> [Goal] Omit all images. Transcribe the rest of the material below exactly.
### Given entries ###
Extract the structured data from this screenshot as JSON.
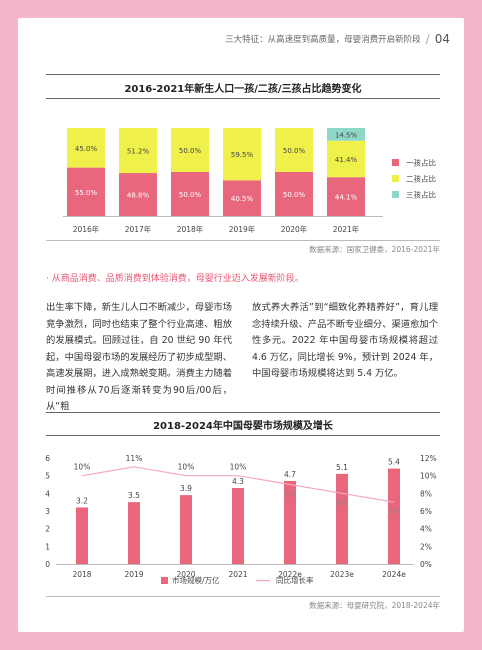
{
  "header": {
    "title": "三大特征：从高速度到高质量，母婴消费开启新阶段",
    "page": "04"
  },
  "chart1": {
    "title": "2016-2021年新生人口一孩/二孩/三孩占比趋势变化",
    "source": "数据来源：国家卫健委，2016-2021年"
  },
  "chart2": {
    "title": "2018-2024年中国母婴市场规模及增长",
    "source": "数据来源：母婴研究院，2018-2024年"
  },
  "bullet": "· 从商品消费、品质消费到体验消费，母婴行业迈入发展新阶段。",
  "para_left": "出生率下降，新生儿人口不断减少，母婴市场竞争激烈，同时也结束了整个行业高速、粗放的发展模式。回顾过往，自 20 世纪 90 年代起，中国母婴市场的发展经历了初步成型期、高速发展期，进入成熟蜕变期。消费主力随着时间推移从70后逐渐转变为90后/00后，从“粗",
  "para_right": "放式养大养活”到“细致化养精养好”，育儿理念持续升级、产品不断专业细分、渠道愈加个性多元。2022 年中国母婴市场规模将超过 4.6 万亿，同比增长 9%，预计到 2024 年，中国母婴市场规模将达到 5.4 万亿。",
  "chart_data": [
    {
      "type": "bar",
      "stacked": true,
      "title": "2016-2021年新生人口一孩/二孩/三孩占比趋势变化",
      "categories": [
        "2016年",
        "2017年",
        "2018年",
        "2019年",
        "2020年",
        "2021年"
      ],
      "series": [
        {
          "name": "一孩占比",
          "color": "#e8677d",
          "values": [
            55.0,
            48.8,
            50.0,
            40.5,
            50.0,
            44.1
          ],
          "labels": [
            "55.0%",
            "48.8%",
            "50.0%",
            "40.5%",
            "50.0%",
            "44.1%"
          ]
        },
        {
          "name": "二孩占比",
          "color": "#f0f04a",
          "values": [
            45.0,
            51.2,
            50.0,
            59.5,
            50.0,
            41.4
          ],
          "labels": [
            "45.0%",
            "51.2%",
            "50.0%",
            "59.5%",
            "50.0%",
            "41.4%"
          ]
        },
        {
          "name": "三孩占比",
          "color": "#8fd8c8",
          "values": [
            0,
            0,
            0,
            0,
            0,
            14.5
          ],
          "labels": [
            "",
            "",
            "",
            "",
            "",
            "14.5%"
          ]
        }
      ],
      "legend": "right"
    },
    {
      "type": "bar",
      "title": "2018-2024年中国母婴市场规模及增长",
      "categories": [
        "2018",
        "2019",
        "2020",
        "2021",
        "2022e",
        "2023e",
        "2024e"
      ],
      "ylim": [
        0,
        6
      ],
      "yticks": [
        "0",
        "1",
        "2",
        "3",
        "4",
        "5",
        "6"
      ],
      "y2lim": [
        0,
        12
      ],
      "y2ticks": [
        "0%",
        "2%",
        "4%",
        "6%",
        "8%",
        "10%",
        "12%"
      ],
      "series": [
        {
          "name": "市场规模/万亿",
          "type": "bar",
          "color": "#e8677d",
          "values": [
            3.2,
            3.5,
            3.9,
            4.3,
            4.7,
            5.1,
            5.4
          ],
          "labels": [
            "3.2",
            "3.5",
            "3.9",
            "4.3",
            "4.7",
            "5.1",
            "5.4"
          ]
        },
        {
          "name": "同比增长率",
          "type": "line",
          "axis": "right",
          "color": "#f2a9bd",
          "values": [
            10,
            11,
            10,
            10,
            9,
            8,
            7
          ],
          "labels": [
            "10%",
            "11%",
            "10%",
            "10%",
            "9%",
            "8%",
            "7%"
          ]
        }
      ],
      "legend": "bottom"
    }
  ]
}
###
> [Written solution]
Extract the structured data from this screenshot as JSON.
{
  "header": {
    "title": "三大特征：从高速度到高质量，母婴消费开启新阶段",
    "page": "04"
  },
  "chart1": {
    "title": "2016-2021年新生人口一孩/二孩/三孩占比趋势变化",
    "source": "数据来源：国家卫健委，2016-2021年"
  },
  "chart2": {
    "title": "2018-2024年中国母婴市场规模及增长",
    "source": "数据来源：母婴研究院，2018-2024年"
  },
  "bullet": "· 从商品消费、品质消费到体验消费，母婴行业迈入发展新阶段。",
  "para_left": "出生率下降，新生儿人口不断减少，母婴市场竞争激烈，同时也结束了整个行业高速、粗放的发展模式。回顾过往，自 20 世纪 90 年代起，中国母婴市场的发展经历了初步成型期、高速发展期，进入成熟蜕变期。消费主力随着时间推移从70后逐渐转变为90后/00后，从“粗",
  "para_right": "放式养大养活”到“细致化养精养好”，育儿理念持续升级、产品不断专业细分、渠道愈加个性多元。2022 年中国母婴市场规模将超过 4.6 万亿，同比增长 9%，预计到 2024 年，中国母婴市场规模将达到 5.4 万亿。",
  "chart_data": [
    {
      "type": "bar",
      "stacked": true,
      "title": "2016-2021年新生人口一孩/二孩/三孩占比趋势变化",
      "categories": [
        "2016年",
        "2017年",
        "2018年",
        "2019年",
        "2020年",
        "2021年"
      ],
      "series": [
        {
          "name": "一孩占比",
          "color": "#e8677d",
          "values": [
            55.0,
            48.8,
            50.0,
            40.5,
            50.0,
            44.1
          ],
          "labels": [
            "55.0%",
            "48.8%",
            "50.0%",
            "40.5%",
            "50.0%",
            "44.1%"
          ]
        },
        {
          "name": "二孩占比",
          "color": "#f0f04a",
          "values": [
            45.0,
            51.2,
            50.0,
            59.5,
            50.0,
            41.4
          ],
          "labels": [
            "45.0%",
            "51.2%",
            "50.0%",
            "59.5%",
            "50.0%",
            "41.4%"
          ]
        },
        {
          "name": "三孩占比",
          "color": "#8fd8c8",
          "values": [
            0,
            0,
            0,
            0,
            0,
            14.5
          ],
          "labels": [
            "",
            "",
            "",
            "",
            "",
            "14.5%"
          ]
        }
      ],
      "legend": "right"
    },
    {
      "type": "bar",
      "title": "2018-2024年中国母婴市场规模及增长",
      "categories": [
        "2018",
        "2019",
        "2020",
        "2021",
        "2022e",
        "2023e",
        "2024e"
      ],
      "ylim": [
        0,
        6
      ],
      "yticks": [
        "0",
        "1",
        "2",
        "3",
        "4",
        "5",
        "6"
      ],
      "y2lim": [
        0,
        12
      ],
      "y2ticks": [
        "0%",
        "2%",
        "4%",
        "6%",
        "8%",
        "10%",
        "12%"
      ],
      "series": [
        {
          "name": "市场规模/万亿",
          "type": "bar",
          "color": "#e8677d",
          "values": [
            3.2,
            3.5,
            3.9,
            4.3,
            4.7,
            5.1,
            5.4
          ],
          "labels": [
            "3.2",
            "3.5",
            "3.9",
            "4.3",
            "4.7",
            "5.1",
            "5.4"
          ]
        },
        {
          "name": "同比增长率",
          "type": "line",
          "axis": "right",
          "color": "#f2a9bd",
          "values": [
            10,
            11,
            10,
            10,
            9,
            8,
            7
          ],
          "labels": [
            "10%",
            "11%",
            "10%",
            "10%",
            "9%",
            "8%",
            "7%"
          ]
        }
      ],
      "legend": "bottom"
    }
  ]
}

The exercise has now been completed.